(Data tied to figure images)
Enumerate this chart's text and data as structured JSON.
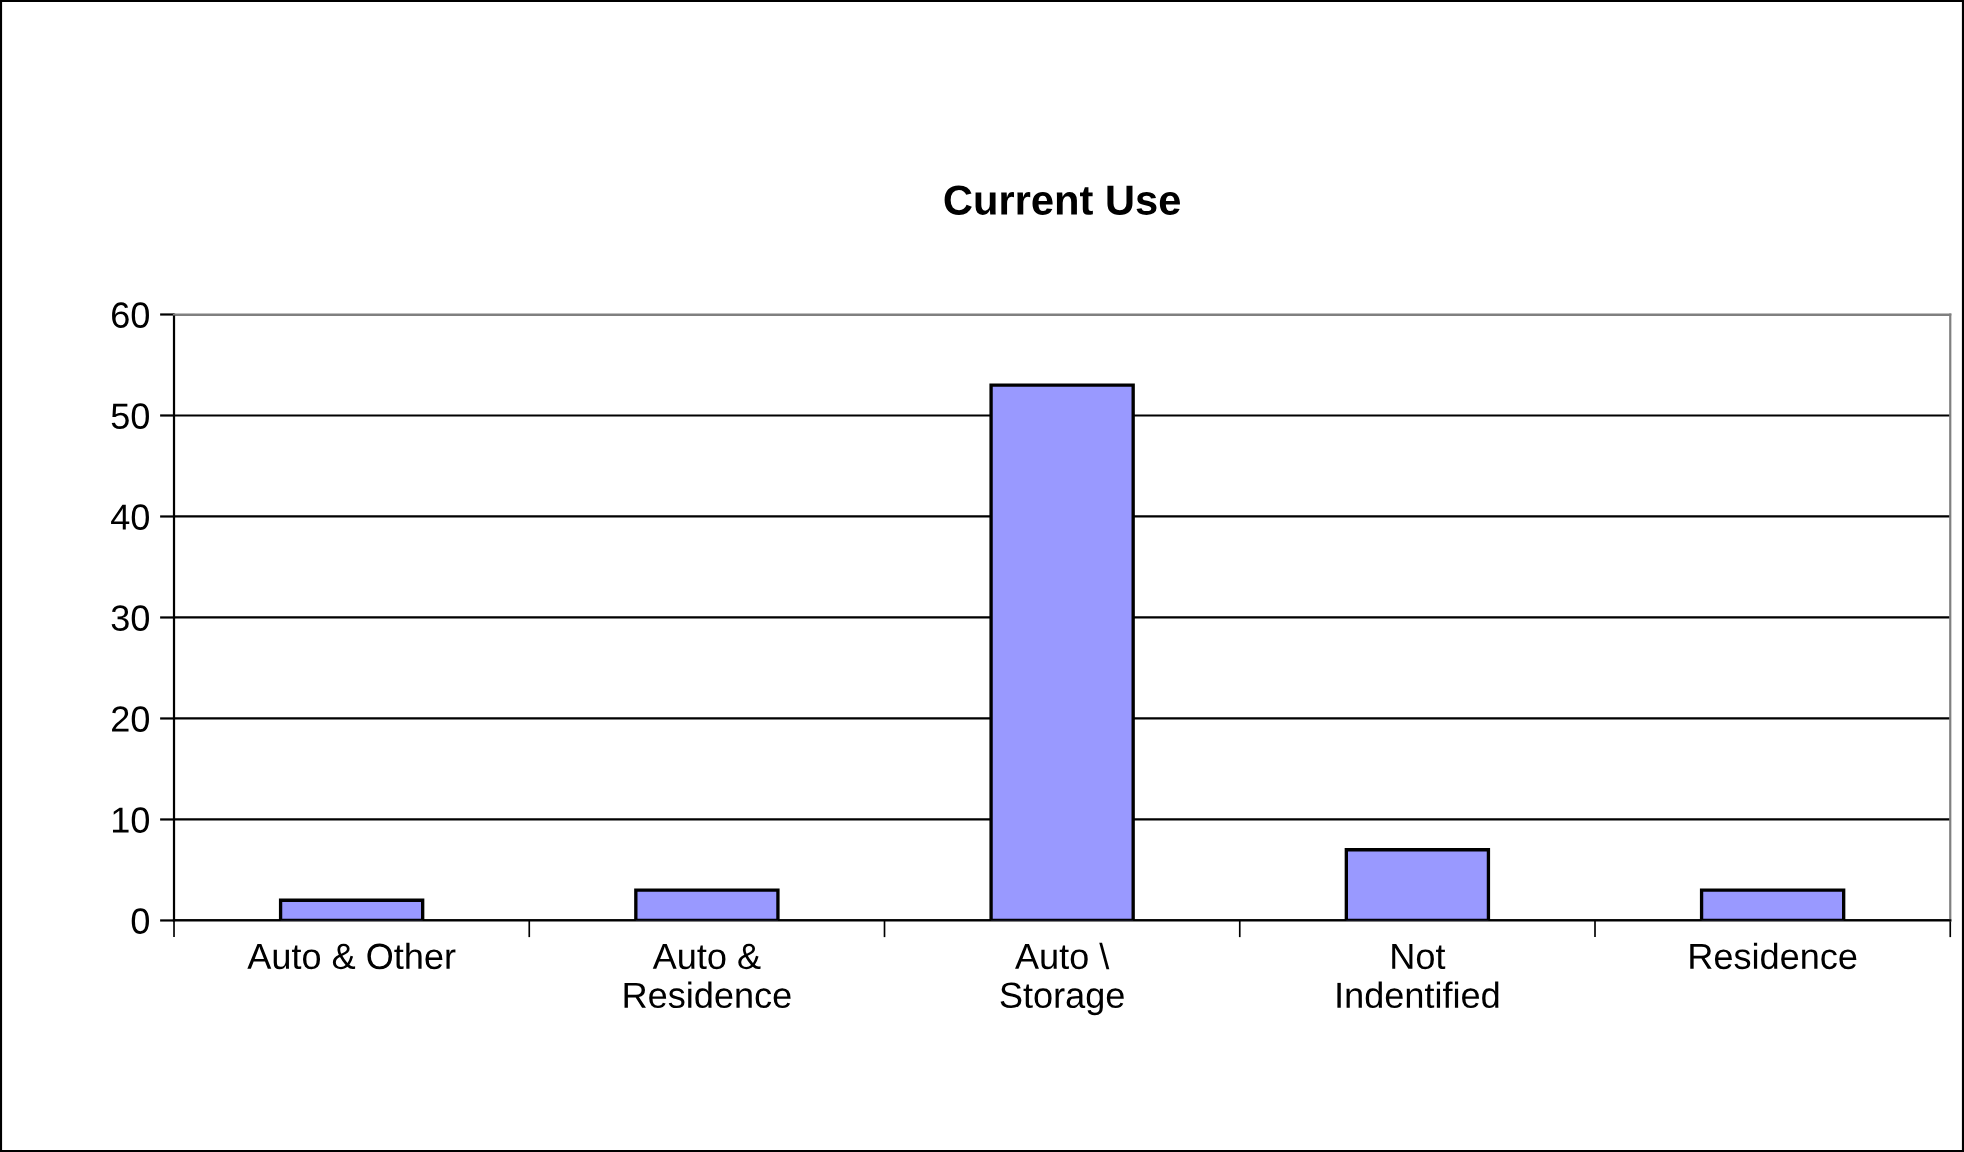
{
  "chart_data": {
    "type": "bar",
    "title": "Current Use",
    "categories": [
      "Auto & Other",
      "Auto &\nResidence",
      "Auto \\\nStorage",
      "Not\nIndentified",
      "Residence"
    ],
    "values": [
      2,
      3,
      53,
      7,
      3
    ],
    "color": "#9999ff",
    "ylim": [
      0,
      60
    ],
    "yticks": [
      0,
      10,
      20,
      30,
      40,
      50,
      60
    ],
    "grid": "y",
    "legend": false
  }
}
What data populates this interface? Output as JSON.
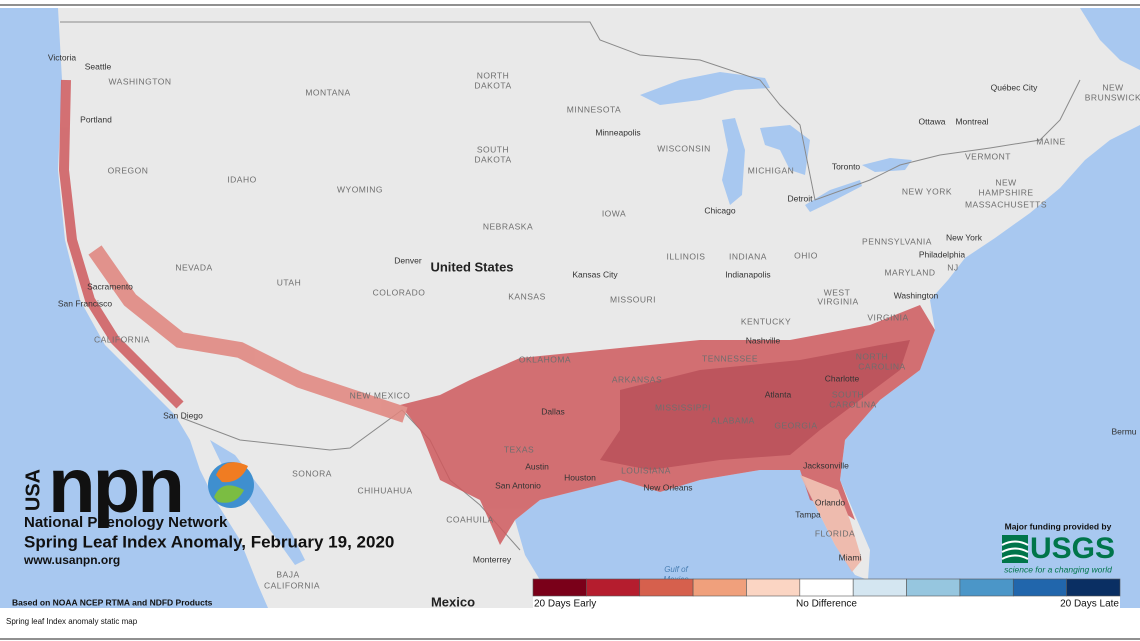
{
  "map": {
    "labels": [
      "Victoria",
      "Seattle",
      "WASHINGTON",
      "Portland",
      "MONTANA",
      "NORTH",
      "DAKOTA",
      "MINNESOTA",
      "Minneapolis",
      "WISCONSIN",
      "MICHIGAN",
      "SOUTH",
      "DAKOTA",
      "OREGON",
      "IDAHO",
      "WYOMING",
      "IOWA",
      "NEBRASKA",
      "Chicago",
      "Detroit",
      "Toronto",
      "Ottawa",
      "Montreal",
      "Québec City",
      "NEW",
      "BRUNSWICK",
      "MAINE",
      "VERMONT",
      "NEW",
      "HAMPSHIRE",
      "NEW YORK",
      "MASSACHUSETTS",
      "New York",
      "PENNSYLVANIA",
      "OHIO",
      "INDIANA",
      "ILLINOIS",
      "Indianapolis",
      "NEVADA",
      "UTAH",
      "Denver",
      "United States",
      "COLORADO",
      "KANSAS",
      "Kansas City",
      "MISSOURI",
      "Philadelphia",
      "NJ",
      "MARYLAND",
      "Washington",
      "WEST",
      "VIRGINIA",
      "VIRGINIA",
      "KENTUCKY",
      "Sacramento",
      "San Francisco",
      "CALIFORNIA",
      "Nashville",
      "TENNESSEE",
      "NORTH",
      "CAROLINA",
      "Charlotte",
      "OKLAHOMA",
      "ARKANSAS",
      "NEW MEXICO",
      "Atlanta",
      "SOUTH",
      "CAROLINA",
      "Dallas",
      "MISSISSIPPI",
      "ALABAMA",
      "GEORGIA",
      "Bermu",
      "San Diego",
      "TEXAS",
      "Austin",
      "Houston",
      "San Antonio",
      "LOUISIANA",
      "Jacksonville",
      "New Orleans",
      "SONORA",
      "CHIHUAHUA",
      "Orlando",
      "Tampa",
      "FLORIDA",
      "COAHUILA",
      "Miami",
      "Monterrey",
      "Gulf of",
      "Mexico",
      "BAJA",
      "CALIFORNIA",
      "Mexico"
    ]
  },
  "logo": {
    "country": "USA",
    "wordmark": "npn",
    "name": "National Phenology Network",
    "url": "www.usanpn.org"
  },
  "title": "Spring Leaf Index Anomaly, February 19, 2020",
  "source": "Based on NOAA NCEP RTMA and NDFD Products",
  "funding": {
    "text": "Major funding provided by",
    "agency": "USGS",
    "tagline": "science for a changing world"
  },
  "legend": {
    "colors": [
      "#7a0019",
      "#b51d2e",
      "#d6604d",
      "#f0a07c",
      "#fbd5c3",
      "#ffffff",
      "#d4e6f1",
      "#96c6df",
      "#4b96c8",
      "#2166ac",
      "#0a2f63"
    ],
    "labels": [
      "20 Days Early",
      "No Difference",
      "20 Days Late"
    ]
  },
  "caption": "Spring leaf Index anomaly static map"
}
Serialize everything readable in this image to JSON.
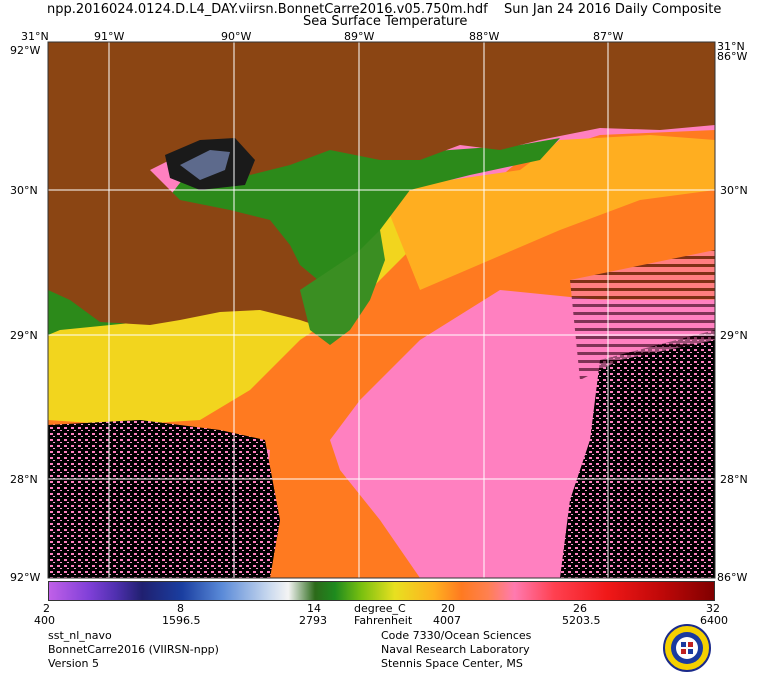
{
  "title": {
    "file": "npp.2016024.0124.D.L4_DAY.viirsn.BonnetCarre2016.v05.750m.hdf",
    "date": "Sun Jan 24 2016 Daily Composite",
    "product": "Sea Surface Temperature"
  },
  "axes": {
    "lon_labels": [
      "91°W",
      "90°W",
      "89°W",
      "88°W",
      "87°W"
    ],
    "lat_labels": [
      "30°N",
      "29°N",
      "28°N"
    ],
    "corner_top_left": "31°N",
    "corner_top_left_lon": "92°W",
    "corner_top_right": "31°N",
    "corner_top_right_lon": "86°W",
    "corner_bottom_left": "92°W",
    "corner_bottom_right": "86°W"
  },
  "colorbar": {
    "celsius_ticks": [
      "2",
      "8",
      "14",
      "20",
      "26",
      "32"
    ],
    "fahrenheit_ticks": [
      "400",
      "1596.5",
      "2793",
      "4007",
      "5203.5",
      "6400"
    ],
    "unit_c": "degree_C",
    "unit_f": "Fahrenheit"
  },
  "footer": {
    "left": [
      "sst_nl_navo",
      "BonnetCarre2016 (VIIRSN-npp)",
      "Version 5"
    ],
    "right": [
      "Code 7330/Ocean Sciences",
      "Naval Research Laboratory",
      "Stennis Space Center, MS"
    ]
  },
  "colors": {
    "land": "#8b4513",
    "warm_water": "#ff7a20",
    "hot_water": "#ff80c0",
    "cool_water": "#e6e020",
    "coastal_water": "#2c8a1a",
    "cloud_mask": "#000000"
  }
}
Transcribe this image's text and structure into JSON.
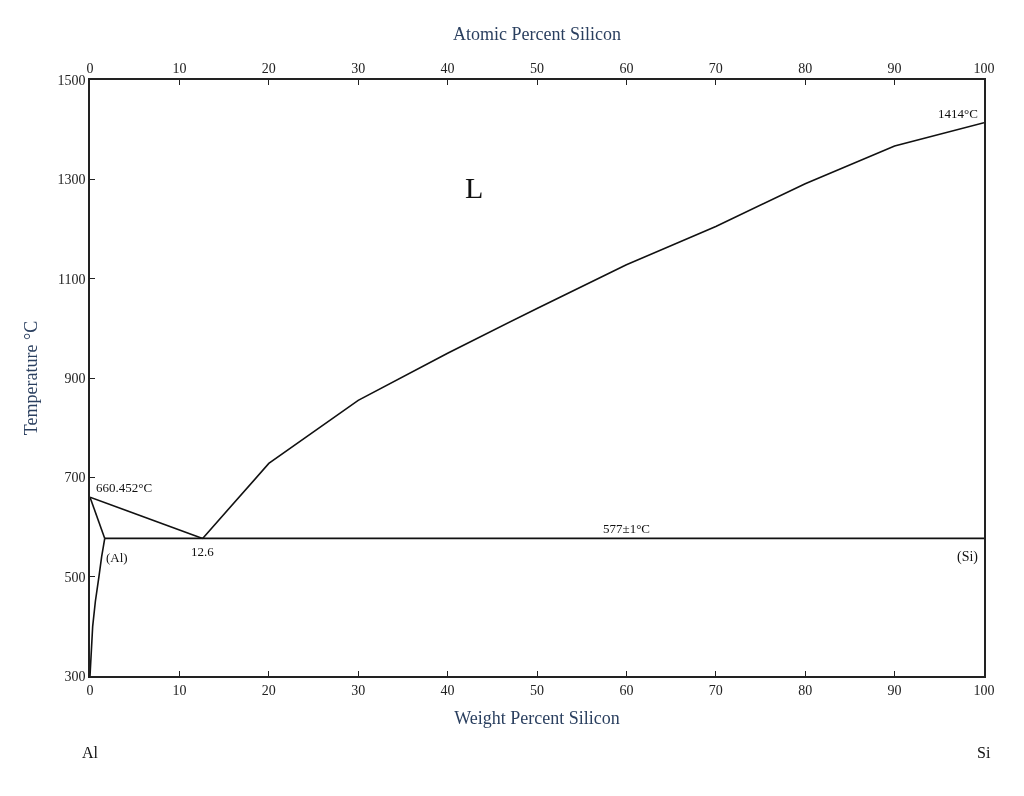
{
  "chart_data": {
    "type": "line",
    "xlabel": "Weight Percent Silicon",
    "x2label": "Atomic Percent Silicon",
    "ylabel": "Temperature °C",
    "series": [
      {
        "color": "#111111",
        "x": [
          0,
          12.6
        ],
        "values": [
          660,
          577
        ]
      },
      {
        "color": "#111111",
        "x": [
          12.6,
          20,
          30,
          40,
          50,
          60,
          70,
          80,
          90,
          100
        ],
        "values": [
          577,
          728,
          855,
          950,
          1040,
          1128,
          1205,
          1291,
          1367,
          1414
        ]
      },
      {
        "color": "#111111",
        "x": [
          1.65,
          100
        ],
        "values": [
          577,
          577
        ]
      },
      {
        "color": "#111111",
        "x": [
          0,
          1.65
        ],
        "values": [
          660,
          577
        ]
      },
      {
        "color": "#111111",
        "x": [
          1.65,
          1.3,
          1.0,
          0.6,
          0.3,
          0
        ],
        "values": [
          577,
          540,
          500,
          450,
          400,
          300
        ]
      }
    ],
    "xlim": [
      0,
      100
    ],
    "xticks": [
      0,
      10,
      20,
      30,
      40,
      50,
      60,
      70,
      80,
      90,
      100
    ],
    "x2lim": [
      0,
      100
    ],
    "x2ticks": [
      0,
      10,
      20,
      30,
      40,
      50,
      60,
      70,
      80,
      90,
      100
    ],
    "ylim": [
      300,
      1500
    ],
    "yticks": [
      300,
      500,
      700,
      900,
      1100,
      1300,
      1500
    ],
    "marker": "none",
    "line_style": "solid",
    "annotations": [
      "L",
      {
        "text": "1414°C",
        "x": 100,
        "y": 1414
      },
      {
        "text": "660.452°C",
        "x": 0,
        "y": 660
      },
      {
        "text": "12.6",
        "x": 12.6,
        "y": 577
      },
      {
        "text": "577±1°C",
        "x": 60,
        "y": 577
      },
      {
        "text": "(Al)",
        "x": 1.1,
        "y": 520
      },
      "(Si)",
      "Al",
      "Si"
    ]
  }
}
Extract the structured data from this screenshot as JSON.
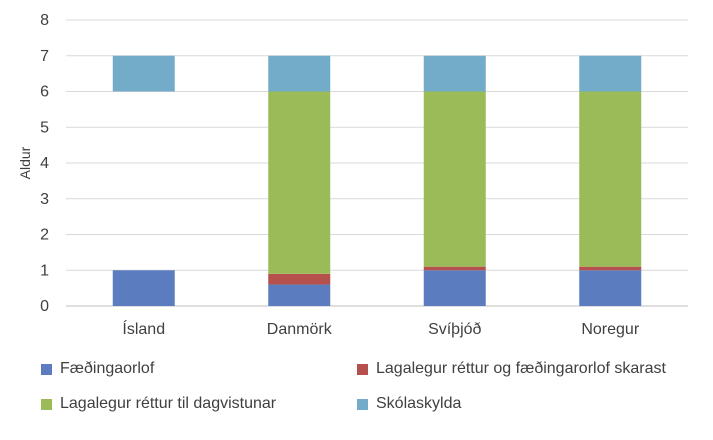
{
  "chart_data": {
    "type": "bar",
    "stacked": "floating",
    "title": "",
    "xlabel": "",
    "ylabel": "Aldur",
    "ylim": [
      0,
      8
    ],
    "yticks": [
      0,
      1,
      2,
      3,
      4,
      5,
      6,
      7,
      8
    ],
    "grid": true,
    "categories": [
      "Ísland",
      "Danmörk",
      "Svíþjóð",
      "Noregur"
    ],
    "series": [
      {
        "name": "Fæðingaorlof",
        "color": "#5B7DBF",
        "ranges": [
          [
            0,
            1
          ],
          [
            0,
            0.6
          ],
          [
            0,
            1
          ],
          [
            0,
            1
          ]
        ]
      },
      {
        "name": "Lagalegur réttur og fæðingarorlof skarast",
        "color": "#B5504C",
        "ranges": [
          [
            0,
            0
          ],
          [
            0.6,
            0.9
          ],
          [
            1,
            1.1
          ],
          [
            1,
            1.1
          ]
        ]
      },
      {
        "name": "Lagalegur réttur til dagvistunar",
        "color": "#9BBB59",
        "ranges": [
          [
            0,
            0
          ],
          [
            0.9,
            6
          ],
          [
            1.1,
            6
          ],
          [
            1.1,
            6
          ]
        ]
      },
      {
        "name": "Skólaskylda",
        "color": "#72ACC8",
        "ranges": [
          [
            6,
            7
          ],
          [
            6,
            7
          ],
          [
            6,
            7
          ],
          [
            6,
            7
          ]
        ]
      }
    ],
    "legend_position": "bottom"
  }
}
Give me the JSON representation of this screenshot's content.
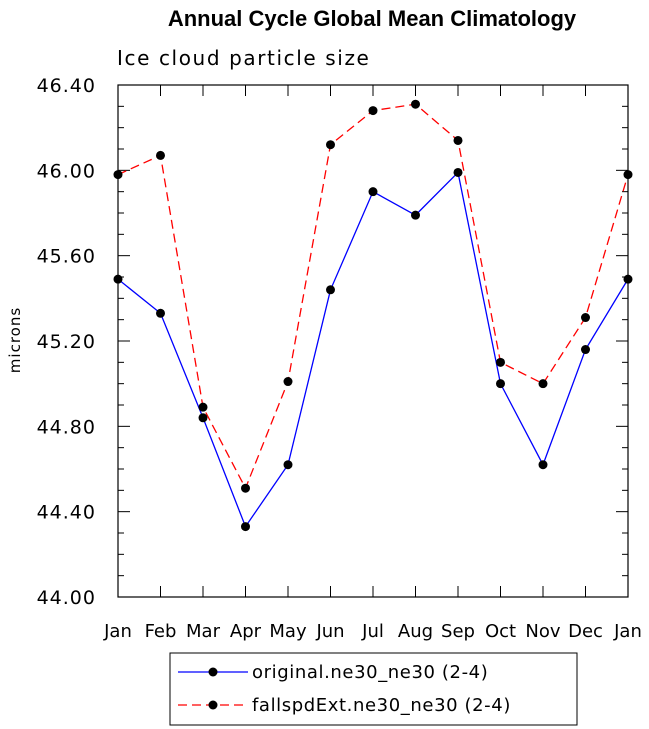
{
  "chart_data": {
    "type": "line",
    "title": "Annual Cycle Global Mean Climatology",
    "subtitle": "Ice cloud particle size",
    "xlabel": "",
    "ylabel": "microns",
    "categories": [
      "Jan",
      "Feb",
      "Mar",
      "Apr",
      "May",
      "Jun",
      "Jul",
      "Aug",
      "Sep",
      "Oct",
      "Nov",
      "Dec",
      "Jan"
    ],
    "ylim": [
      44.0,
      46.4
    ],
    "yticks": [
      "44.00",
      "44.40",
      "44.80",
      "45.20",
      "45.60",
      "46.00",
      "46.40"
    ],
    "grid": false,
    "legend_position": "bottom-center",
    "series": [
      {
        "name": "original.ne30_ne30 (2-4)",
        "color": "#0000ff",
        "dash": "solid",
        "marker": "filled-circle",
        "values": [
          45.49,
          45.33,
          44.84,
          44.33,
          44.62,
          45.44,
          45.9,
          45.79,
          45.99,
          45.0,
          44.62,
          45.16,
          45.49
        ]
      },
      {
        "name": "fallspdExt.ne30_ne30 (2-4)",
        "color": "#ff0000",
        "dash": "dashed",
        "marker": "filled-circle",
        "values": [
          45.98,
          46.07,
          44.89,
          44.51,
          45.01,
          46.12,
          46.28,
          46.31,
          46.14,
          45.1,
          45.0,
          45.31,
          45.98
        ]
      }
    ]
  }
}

**TASK INSTRUCTIONS**
Tally the lines holding the string "this" and give only the count.

**SOLUTION**
6